Exercise directions: In the listing below, count each line containing "从甲地到丙地共有多少种不同的走法" and answer with the count only.

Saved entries
╭──
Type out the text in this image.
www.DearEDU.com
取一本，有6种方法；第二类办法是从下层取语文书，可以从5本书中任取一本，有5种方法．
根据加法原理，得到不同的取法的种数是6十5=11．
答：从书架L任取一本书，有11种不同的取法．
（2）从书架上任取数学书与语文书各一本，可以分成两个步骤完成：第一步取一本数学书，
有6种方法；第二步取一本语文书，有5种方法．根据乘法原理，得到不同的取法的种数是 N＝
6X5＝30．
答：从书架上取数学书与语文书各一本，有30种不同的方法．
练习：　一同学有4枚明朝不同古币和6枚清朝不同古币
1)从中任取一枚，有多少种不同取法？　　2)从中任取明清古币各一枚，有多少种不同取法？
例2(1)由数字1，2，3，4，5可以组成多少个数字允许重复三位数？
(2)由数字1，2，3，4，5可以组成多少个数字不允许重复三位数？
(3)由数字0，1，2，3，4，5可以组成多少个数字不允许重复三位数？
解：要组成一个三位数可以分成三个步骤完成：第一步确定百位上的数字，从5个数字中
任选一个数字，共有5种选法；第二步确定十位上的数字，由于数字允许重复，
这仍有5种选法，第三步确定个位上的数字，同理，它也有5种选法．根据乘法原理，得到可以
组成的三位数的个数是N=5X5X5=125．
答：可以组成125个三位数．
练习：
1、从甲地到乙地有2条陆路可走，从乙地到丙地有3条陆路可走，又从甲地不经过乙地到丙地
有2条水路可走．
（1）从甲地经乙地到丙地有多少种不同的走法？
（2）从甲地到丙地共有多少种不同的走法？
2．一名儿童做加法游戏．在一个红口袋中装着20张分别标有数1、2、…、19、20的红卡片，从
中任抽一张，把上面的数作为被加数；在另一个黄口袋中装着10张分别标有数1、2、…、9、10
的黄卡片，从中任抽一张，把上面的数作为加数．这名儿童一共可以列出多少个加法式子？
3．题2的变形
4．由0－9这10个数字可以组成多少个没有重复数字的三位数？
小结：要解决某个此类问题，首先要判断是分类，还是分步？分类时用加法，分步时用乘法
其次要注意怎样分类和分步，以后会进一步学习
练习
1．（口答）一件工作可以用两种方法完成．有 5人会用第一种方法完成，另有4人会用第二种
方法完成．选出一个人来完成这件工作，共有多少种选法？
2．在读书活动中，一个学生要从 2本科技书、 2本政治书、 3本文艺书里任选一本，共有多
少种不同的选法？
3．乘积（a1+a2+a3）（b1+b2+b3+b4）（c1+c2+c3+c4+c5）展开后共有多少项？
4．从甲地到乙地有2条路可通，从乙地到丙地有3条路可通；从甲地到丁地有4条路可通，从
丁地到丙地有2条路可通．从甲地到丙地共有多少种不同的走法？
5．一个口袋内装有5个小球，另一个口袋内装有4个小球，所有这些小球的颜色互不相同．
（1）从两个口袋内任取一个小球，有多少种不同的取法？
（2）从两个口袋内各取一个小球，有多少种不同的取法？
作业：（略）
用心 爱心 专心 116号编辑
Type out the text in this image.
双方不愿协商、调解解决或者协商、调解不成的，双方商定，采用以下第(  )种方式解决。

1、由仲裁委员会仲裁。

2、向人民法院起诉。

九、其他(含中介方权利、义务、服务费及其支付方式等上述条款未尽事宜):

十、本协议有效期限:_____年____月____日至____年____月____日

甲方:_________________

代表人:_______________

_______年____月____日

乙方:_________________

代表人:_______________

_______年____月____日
╰──
Solution to the exercise: 2